STATED PROBLEM:
Scan the lines below; pull out those with "lecției".

DATASET ROWS:

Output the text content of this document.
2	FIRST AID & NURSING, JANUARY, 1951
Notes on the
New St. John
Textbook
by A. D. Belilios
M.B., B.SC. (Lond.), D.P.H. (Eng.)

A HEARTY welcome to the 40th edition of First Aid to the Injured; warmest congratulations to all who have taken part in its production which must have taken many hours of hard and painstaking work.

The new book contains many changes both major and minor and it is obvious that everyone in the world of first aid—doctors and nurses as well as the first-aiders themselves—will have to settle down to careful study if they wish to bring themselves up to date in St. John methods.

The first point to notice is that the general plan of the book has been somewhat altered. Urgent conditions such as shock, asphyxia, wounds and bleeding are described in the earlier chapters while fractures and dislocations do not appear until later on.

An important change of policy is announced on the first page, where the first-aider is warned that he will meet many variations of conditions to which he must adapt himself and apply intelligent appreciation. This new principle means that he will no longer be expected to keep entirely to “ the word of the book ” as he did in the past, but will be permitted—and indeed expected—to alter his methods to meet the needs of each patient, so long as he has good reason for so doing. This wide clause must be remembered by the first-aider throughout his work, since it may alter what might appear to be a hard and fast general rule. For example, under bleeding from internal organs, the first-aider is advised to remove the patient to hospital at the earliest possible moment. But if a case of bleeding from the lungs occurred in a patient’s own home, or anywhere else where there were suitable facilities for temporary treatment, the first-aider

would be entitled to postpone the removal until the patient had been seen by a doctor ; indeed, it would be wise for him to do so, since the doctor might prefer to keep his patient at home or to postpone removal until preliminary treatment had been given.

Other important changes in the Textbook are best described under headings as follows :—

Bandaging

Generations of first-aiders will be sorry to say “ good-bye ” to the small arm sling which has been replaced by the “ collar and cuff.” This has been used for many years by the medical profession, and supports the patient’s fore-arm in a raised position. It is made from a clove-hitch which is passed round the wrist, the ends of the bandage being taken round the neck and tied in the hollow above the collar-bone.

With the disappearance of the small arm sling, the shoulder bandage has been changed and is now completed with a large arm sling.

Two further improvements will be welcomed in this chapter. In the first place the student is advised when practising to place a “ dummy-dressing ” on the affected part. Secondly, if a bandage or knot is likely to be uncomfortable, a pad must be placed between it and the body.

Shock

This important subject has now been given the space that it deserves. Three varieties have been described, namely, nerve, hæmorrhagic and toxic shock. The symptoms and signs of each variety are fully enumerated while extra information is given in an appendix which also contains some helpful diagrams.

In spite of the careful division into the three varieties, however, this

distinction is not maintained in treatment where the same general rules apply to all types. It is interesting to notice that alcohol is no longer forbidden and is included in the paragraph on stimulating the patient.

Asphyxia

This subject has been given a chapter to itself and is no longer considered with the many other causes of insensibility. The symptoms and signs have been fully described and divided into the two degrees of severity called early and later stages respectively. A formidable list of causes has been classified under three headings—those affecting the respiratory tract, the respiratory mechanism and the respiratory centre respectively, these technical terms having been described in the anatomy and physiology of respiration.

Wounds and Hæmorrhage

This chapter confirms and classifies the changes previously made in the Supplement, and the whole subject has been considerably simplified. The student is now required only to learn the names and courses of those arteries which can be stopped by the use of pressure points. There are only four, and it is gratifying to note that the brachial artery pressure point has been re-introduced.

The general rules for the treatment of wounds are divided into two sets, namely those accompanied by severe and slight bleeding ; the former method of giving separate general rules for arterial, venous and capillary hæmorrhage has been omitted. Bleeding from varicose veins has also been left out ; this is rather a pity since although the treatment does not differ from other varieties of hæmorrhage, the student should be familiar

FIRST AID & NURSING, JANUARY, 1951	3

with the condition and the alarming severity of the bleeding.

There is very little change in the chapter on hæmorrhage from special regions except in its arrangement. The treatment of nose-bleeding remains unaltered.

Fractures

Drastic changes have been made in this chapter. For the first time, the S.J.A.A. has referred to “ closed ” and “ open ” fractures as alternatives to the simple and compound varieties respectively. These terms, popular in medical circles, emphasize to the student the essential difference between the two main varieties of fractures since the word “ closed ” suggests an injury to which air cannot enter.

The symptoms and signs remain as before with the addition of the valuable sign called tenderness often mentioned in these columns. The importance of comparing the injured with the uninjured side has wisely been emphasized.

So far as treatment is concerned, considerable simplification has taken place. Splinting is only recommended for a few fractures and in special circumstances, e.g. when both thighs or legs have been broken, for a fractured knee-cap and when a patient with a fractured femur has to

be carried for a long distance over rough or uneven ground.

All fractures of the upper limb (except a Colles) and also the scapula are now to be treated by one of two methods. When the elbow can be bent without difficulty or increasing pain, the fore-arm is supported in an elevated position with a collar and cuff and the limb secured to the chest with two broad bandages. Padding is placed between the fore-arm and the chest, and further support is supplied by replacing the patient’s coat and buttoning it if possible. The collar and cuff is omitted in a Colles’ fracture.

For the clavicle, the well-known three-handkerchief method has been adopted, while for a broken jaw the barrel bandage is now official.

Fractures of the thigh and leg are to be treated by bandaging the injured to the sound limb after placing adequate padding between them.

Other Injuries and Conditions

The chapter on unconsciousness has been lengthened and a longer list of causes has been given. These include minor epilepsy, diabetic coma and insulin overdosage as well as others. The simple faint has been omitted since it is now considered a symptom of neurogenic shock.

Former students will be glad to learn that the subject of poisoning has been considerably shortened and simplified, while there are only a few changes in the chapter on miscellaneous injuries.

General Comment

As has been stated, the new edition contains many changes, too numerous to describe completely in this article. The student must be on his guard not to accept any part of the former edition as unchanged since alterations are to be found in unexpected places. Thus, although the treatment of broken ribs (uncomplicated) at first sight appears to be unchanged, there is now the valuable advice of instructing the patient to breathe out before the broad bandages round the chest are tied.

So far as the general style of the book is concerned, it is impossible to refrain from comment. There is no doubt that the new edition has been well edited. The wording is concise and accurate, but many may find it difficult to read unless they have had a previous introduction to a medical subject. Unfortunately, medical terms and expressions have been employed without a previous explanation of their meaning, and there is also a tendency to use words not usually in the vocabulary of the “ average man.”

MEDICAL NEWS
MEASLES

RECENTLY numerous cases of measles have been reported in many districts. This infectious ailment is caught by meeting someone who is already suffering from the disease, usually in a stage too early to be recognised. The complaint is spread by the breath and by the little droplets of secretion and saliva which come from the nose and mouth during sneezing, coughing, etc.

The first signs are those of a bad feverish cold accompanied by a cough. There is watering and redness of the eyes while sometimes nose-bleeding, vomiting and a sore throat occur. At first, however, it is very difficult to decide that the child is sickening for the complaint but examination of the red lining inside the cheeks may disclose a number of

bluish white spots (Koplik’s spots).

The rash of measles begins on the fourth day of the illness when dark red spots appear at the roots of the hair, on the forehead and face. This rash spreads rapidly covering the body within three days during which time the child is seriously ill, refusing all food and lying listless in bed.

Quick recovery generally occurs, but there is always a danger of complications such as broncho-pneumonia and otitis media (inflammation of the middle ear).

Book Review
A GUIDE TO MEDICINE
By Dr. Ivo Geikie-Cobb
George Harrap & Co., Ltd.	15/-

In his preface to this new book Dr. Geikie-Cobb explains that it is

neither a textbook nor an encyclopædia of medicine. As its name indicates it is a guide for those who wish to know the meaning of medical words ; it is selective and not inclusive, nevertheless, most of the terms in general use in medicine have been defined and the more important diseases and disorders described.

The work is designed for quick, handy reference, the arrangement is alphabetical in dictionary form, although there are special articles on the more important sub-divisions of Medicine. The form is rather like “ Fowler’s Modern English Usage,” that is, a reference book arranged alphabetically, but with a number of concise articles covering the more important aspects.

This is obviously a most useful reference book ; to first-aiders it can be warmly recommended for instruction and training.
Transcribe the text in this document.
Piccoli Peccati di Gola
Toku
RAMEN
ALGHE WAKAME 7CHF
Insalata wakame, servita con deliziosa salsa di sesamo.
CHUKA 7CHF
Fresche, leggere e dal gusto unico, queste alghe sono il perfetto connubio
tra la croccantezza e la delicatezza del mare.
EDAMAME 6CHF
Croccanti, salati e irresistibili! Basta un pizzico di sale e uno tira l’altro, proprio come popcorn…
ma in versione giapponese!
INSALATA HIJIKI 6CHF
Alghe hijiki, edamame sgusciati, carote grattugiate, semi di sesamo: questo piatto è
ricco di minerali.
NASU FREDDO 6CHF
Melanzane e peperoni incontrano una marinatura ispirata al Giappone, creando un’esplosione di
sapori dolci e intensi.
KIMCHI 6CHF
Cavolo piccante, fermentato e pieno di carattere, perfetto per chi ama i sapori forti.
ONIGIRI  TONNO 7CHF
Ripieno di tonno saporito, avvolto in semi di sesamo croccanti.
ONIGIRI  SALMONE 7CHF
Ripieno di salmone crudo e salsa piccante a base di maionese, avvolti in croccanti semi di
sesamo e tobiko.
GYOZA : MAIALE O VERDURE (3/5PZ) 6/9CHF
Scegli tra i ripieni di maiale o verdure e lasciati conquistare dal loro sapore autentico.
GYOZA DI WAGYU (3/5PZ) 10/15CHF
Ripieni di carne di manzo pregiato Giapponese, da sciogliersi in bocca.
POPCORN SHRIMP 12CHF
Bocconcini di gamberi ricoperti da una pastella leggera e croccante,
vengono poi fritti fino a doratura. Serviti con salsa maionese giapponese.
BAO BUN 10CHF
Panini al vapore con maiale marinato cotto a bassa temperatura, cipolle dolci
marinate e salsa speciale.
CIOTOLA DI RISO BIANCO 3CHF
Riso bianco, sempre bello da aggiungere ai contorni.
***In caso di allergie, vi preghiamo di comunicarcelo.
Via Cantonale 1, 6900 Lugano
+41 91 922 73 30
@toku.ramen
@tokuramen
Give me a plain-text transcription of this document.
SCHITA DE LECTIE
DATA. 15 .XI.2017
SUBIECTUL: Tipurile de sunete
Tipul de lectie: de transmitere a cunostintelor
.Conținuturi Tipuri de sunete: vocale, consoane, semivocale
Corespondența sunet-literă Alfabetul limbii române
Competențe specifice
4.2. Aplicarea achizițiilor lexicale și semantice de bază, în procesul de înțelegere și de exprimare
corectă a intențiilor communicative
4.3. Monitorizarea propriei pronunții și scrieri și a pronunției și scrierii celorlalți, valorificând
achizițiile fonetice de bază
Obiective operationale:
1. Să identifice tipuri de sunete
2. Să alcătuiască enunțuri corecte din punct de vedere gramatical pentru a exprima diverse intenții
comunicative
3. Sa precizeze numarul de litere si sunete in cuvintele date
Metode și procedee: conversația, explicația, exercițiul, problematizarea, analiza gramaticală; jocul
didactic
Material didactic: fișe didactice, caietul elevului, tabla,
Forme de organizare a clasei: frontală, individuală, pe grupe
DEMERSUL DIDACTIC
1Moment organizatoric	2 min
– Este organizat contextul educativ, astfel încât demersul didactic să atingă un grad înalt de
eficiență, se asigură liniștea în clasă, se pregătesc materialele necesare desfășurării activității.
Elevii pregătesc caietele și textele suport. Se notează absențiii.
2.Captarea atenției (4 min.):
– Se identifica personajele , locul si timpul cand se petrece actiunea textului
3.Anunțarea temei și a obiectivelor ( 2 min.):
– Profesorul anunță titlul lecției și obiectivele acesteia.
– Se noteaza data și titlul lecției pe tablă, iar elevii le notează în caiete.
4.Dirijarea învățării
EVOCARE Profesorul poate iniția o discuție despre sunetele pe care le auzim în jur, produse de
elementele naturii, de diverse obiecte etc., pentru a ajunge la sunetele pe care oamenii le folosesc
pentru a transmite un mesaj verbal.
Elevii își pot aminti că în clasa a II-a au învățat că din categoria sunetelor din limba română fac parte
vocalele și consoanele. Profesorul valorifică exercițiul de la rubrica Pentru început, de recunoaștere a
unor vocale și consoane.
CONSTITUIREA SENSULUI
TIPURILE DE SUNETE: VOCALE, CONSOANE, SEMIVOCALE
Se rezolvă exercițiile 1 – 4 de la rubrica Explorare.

SOLUTION:
– Profesorul anunță titlul lecției și obiectivele acesteia.
– Se noteaza data și titlul lecției pe tablă, iar elevii le notează în caiete.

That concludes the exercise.